--- START OF Task input ---

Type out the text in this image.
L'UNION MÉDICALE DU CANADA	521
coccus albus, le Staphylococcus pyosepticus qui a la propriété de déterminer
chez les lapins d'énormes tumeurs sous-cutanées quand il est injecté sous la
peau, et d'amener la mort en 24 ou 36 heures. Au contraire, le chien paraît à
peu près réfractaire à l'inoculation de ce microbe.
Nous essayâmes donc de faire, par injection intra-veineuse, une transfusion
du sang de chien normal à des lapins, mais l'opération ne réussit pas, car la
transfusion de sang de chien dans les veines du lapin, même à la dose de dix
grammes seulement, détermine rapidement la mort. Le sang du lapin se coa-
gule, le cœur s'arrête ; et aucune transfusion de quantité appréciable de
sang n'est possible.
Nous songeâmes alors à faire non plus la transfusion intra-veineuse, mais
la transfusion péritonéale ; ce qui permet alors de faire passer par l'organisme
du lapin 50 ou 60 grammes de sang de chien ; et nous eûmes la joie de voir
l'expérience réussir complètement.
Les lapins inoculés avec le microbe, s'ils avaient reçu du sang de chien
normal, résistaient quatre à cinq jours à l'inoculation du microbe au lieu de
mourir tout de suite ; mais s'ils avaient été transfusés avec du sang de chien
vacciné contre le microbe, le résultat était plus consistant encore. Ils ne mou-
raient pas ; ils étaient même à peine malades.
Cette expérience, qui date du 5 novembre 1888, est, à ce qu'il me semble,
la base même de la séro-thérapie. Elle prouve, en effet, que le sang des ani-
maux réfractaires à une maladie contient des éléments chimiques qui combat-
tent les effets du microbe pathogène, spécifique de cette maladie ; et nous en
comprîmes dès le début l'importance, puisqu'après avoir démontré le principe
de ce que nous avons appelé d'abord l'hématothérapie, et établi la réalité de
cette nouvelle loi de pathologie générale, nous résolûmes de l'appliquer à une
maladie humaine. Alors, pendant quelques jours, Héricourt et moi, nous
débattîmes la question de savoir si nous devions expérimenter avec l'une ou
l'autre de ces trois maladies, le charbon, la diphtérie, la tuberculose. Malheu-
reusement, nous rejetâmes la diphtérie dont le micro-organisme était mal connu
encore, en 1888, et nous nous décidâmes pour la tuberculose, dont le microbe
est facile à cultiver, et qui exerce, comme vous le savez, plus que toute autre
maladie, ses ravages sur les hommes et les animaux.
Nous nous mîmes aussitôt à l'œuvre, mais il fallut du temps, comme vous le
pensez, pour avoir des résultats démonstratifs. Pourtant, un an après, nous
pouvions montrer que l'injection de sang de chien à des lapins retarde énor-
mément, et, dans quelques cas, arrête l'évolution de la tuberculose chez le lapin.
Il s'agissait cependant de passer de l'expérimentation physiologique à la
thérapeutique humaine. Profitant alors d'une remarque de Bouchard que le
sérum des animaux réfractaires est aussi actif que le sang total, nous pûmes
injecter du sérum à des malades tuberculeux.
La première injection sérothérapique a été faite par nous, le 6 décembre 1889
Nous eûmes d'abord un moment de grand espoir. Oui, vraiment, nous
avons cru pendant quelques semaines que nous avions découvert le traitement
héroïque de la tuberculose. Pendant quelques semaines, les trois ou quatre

--- END OF Task input ---
--- START OF Task input ---

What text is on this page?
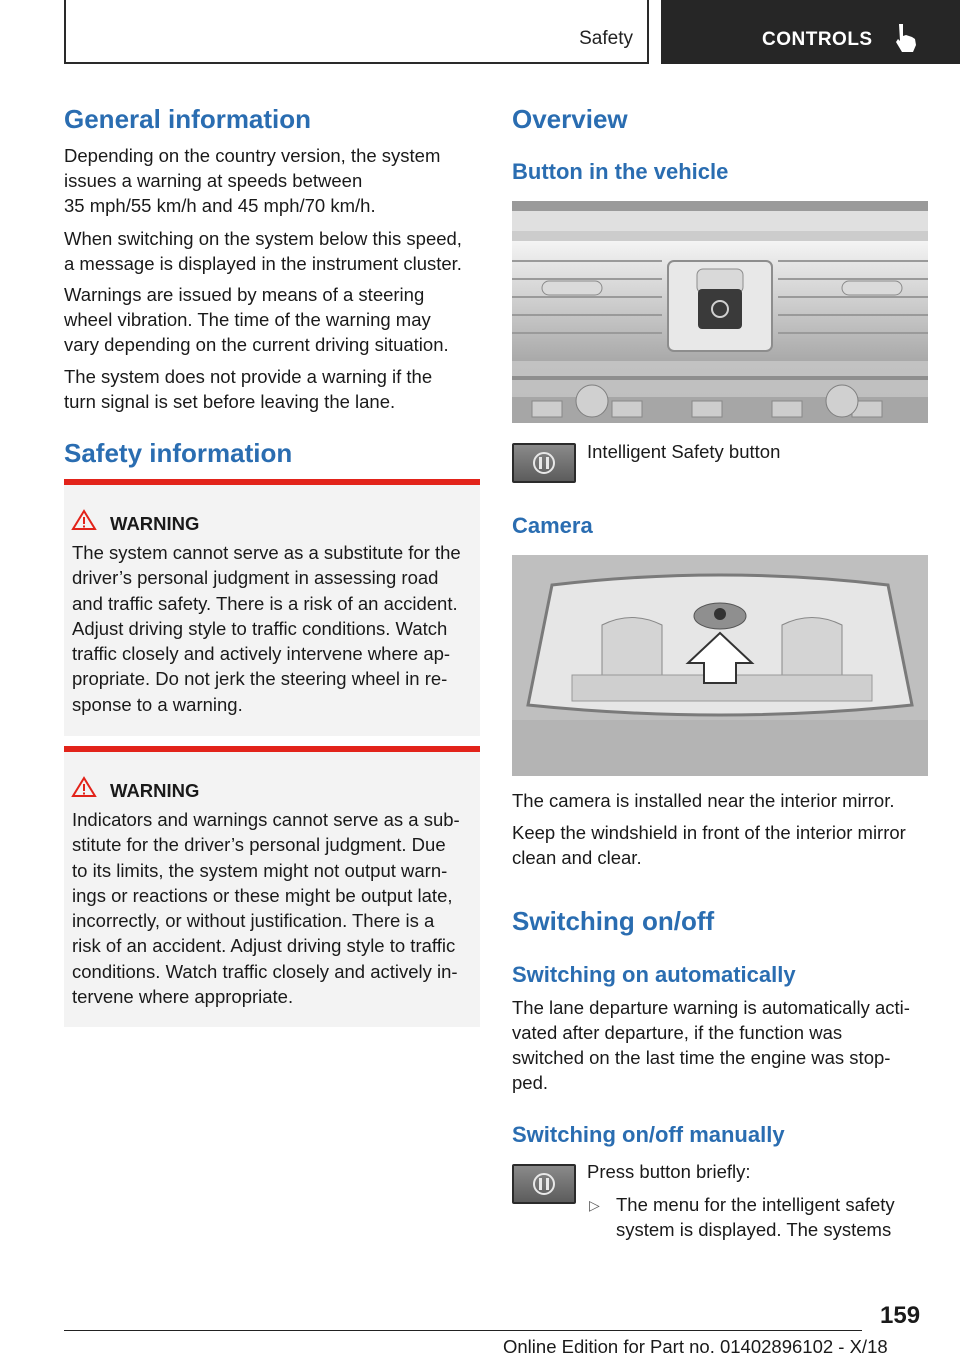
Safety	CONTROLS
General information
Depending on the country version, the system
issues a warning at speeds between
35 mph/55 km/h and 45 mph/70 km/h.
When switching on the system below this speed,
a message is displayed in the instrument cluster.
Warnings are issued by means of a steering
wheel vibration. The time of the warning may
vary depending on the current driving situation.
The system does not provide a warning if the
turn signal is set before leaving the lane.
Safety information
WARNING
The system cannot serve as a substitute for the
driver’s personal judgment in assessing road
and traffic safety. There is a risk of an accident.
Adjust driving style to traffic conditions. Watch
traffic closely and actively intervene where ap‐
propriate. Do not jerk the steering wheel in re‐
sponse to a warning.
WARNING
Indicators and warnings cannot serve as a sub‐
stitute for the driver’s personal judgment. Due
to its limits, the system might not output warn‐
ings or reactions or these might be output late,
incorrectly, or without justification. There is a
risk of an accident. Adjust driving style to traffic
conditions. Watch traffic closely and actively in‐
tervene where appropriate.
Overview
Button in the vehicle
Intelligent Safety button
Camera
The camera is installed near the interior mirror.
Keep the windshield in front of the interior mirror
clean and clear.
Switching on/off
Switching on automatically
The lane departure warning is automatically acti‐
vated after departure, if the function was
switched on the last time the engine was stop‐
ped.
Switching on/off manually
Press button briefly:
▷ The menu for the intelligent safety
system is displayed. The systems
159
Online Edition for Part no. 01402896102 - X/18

--- END OF Task input ---
--- START OF Task input ---

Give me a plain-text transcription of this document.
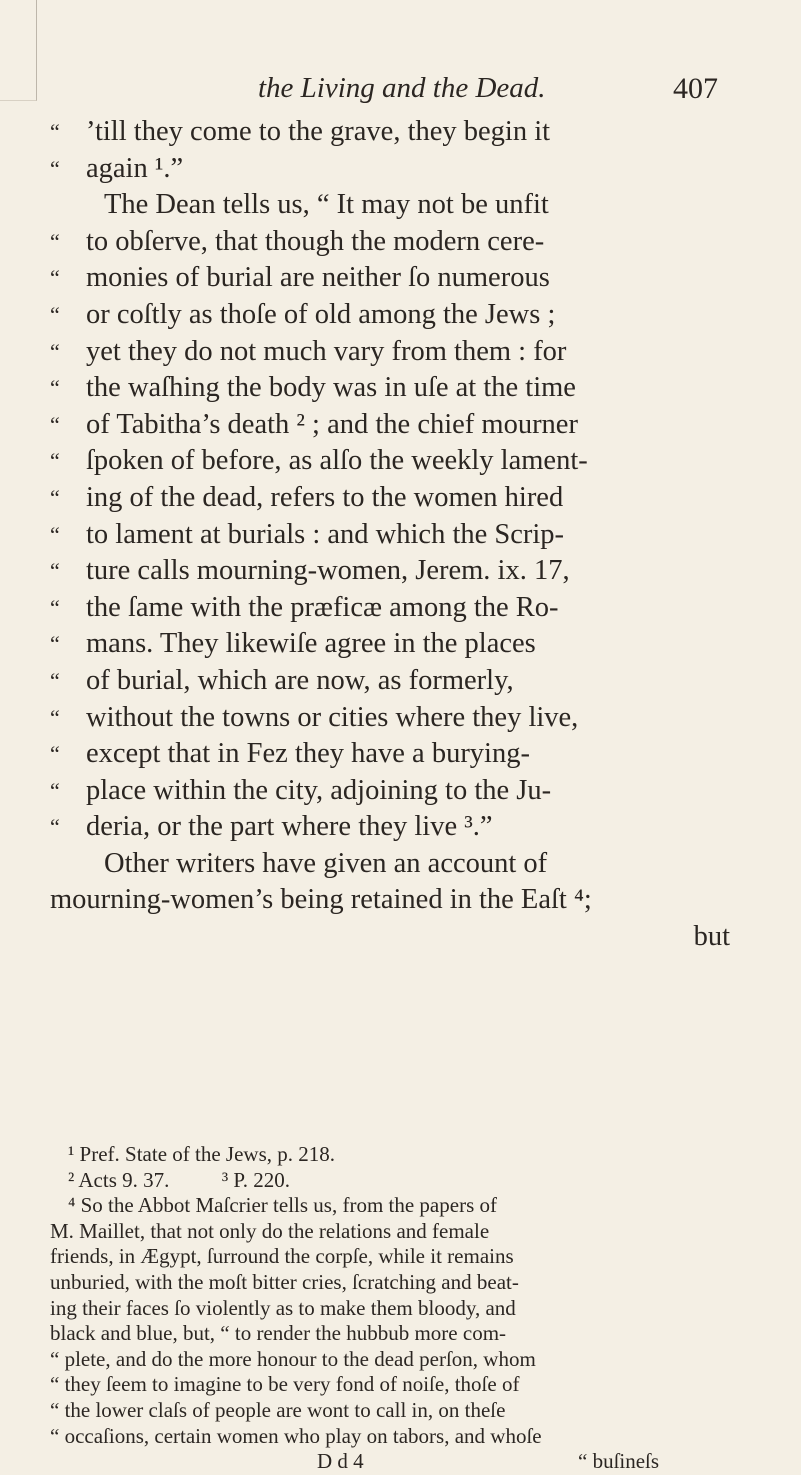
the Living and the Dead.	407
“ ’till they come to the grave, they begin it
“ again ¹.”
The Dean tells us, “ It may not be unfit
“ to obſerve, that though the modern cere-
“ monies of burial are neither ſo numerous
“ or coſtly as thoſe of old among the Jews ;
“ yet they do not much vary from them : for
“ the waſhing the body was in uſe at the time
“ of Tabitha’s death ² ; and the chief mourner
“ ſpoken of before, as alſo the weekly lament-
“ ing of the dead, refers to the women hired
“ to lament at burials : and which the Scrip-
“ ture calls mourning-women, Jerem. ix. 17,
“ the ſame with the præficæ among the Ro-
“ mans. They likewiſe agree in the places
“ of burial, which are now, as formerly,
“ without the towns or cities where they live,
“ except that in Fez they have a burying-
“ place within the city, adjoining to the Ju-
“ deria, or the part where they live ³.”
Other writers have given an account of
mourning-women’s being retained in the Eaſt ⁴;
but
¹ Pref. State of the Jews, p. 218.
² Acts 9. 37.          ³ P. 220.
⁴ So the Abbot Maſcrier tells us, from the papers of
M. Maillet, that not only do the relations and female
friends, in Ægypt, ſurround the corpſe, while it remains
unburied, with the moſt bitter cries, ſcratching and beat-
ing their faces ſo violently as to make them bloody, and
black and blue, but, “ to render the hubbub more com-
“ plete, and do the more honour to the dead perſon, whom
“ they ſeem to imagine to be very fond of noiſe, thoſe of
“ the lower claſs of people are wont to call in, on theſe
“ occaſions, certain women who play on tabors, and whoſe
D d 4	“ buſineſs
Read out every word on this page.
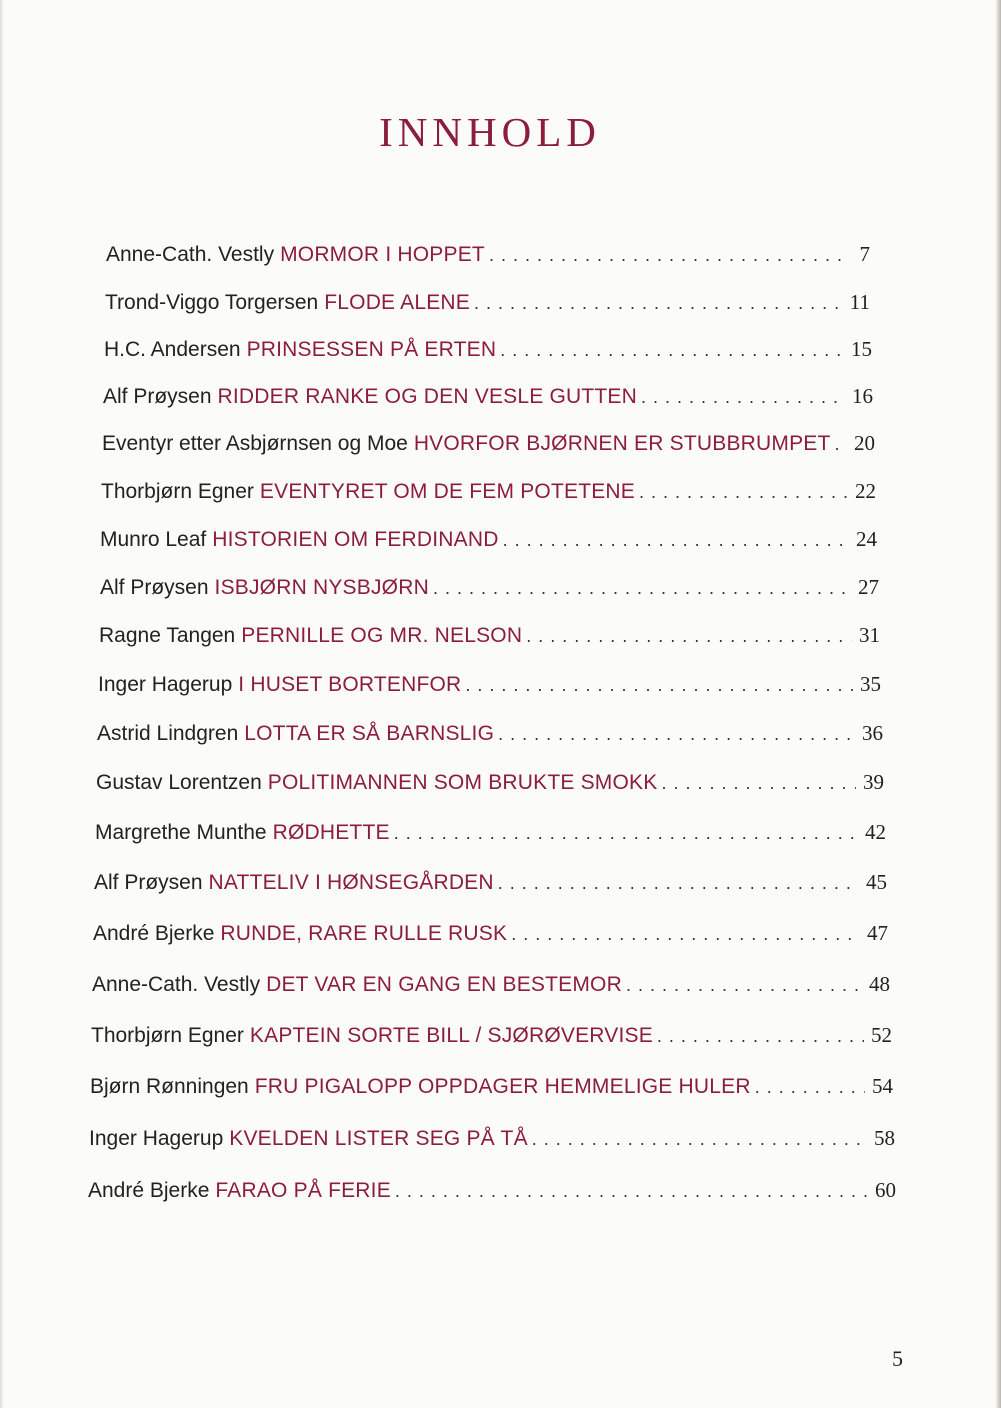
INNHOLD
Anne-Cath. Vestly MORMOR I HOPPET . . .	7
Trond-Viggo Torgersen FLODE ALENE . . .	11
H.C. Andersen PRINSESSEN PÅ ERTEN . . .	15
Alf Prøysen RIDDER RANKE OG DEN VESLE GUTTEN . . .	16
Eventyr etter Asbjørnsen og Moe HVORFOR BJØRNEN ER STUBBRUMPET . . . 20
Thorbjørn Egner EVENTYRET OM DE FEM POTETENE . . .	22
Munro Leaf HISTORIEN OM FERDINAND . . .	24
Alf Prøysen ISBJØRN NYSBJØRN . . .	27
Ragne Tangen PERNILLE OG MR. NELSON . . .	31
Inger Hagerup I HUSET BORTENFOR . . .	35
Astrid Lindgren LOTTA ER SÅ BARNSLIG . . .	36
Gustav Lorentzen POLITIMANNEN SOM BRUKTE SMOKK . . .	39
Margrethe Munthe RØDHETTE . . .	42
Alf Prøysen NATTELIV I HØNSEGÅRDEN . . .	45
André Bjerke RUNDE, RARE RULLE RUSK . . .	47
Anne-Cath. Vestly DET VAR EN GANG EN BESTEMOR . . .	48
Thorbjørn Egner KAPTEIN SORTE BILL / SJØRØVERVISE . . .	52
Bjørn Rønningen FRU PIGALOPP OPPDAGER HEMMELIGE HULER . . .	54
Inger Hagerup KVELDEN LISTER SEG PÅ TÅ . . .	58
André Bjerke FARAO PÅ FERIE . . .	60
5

--- END OF Task input ---

> _Task to complete_
Show every line where the string "style" appears.

> _Result_
Adjust driving style to traffic conditions. Watch
risk of an accident. Adjust driving style to traffic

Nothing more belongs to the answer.